* [The exercise]:
Scan the material and copy every line in which "name" appears.

Stored entries:
+ + +

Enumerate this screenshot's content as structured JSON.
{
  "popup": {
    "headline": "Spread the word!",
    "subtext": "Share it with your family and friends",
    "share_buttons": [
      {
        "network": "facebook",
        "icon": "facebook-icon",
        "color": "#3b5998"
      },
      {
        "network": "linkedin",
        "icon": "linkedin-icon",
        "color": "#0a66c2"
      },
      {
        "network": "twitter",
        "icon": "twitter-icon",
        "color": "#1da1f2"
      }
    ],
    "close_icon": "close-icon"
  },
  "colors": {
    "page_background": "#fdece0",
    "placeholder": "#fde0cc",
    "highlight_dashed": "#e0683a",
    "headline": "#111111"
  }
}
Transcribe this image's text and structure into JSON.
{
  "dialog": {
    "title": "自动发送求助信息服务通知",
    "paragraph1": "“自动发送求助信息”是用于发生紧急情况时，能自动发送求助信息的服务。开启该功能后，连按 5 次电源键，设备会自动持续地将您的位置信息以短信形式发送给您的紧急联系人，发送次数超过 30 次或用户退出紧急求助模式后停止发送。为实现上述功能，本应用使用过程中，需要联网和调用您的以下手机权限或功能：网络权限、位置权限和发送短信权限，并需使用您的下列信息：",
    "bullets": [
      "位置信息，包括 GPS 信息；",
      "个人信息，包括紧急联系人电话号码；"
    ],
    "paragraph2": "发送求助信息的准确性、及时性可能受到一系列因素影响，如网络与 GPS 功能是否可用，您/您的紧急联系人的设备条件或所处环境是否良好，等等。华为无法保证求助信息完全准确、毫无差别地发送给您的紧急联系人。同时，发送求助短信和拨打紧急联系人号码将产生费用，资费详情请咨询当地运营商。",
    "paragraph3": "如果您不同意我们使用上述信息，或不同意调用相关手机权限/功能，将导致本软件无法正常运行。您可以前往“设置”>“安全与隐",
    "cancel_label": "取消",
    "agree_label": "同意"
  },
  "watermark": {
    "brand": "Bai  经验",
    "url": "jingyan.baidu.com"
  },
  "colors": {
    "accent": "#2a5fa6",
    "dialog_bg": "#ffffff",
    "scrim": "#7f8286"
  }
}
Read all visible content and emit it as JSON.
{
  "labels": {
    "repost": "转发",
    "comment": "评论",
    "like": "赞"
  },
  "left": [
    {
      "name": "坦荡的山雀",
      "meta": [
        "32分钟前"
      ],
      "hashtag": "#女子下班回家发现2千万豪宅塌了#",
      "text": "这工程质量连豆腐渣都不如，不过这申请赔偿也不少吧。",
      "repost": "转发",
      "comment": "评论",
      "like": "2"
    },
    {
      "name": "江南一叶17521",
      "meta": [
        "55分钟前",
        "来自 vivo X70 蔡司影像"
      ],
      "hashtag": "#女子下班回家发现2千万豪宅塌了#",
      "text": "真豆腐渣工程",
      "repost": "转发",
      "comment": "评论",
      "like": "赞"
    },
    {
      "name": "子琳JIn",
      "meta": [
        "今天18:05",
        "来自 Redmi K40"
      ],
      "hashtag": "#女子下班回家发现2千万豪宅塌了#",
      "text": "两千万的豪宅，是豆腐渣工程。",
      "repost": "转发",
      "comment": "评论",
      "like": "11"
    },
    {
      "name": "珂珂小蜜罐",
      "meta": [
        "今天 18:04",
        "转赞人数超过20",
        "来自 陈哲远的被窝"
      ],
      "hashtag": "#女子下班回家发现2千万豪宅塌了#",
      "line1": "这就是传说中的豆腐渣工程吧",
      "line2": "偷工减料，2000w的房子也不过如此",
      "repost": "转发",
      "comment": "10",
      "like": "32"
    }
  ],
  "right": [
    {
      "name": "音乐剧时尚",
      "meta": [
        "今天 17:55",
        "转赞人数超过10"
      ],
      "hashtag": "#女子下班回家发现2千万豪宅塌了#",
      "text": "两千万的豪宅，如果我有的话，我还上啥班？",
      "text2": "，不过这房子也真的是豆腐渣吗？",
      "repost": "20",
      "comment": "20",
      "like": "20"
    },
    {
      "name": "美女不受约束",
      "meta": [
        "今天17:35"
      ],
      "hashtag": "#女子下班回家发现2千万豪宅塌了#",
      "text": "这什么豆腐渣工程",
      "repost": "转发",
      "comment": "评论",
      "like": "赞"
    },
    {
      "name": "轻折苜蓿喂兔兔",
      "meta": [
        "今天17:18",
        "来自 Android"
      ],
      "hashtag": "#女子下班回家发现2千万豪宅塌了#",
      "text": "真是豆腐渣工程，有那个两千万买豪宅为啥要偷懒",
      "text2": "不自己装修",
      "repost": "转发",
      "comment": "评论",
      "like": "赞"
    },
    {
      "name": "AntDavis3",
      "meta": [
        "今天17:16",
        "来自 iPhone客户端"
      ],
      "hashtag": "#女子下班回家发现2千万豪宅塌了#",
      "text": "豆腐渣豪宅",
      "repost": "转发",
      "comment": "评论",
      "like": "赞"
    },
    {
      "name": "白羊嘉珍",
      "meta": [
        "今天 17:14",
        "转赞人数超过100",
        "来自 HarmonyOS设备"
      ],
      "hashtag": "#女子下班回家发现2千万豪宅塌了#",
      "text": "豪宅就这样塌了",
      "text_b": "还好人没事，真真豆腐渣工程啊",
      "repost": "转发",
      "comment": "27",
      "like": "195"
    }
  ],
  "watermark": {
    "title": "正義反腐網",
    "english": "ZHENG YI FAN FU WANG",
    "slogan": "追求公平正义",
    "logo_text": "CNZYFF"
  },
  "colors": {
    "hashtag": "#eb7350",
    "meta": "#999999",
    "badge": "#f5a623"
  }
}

+ + +

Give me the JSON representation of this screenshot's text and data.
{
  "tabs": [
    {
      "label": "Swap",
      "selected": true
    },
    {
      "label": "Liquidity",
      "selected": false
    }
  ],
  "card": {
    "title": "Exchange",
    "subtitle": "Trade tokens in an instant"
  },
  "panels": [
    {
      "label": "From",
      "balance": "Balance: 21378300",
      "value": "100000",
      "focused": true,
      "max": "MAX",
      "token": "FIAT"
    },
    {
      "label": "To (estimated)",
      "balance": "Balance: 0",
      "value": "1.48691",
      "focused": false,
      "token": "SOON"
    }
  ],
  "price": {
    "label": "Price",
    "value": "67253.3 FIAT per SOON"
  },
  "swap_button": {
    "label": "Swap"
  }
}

+ + +

* [The result]:
      "name": "坦荡的山雀",
      "name": "江南一叶17521",
      "name": "子琳JIn",
      "name": "珂珂小蜜罐",
      "name": "音乐剧时尚",
      "name": "美女不受约束",
      "name": "轻折苜蓿喂兔兔",
      "name": "AntDavis3",
      "name": "白羊嘉珍",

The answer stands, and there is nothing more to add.